**Exercise description:** Write every line out verbatim and omit the pictures.
== Material ==
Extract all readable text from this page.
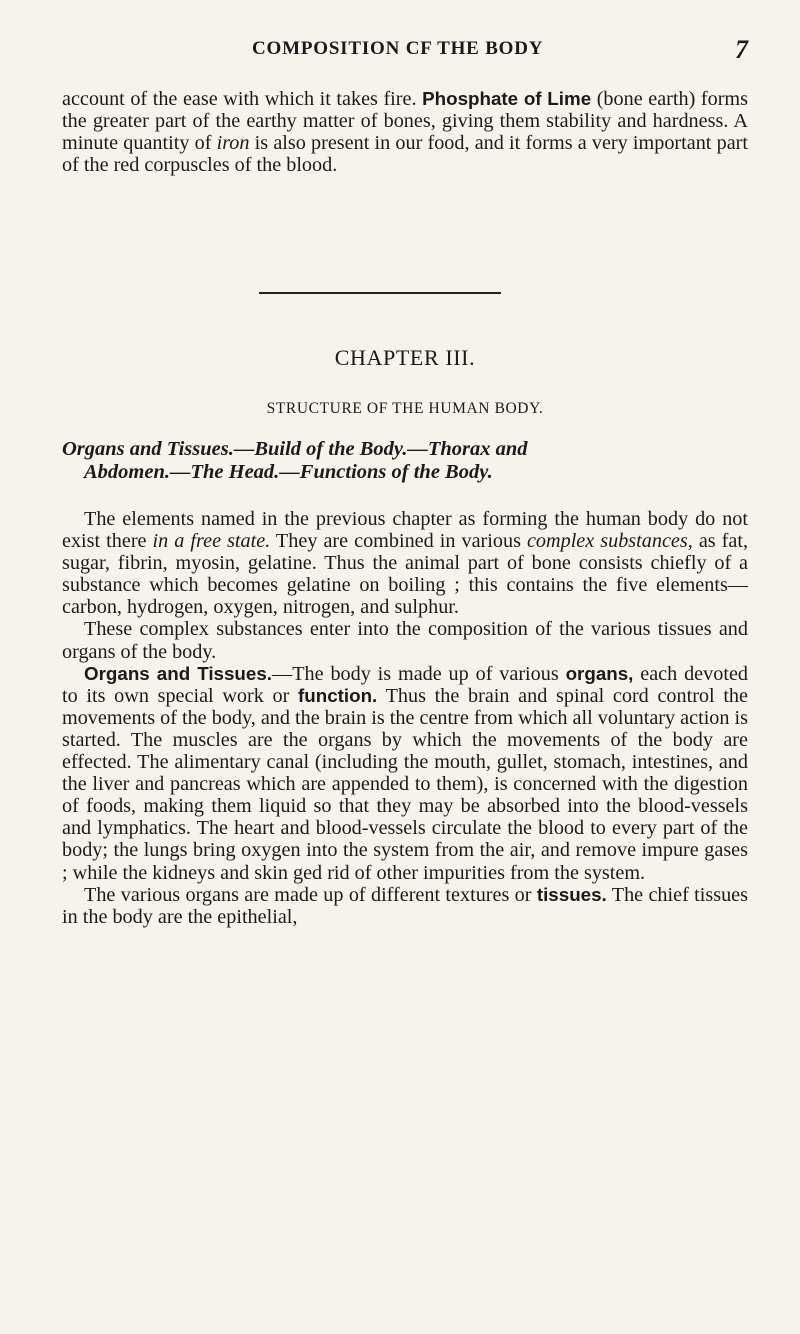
COMPOSITION CF THE BODY	7

account of the ease with which it takes fire. Phosphate of Lime (bone earth) forms the greater part of the earthy matter of bones, giving them stability and hardness. A minute quantity of iron is also present in our food, and it forms a very important part of the red corpuscles of the blood.

CHAPTER III.
STRUCTURE OF THE HUMAN BODY.
Organs and Tissues.—Build of the Body.—Thorax and
Abdomen.—The Head.—Functions of the Body.

The elements named in the previous chapter as forming the human body do not exist there in a free state. They are combined in various complex substances, as fat, sugar, fibrin, myosin, gelatine. Thus the animal part of bone consists chiefly of a substance which becomes gelatine on boiling ; this contains the five elements—carbon, hydrogen, oxygen, nitrogen, and sulphur.

These complex substances enter into the composition of the various tissues and organs of the body.

Organs and Tissues.—The body is made up of various organs, each devoted to its own special work or function. Thus the brain and spinal cord control the movements of the body, and the brain is the centre from which all voluntary action is started. The muscles are the organs by which the movements of the body are effected. The alimentary canal (including the mouth, gullet, stomach, intestines, and the liver and pancreas which are appended to them), is concerned with the digestion of foods, making them liquid so that they may be absorbed into the blood-vessels and lymphatics. The heart and blood-vessels circulate the blood to every part of the body; the lungs bring oxygen into the system from the air, and remove impure gases ; while the kidneys and skin ged rid of other impurities from the system.

The various organs are made up of different textures or tissues. The chief tissues in the body are the epithelial,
===
**Answer below:**
Extract all readable text from this page.
COMPOSITION CF THE BODY	7

account of the ease with which it takes fire. Phosphate of Lime (bone earth) forms the greater part of the earthy matter of bones, giving them stability and hardness. A minute quantity of iron is also present in our food, and it forms a very important part of the red corpuscles of the blood.

CHAPTER III.
STRUCTURE OF THE HUMAN BODY.
Organs and Tissues.—Build of the Body.—Thorax and
Abdomen.—The Head.—Functions of the Body.

The elements named in the previous chapter as forming the human body do not exist there in a free state. They are combined in various complex substances, as fat, sugar, fibrin, myosin, gelatine. Thus the animal part of bone consists chiefly of a substance which becomes gelatine on boiling ; this contains the five elements—carbon, hydrogen, oxygen, nitrogen, and sulphur.

These complex substances enter into the composition of the various tissues and organs of the body.

Organs and Tissues.—The body is made up of various organs, each devoted to its own special work or function. Thus the brain and spinal cord control the movements of the body, and the brain is the centre from which all voluntary action is started. The muscles are the organs by which the movements of the body are effected. The alimentary canal (including the mouth, gullet, stomach, intestines, and the liver and pancreas which are appended to them), is concerned with the digestion of foods, making them liquid so that they may be absorbed into the blood-vessels and lymphatics. The heart and blood-vessels circulate the blood to every part of the body; the lungs bring oxygen into the system from the air, and remove impure gases ; while the kidneys and skin ged rid of other impurities from the system.

The various organs are made up of different textures or tissues. The chief tissues in the body are the epithelial,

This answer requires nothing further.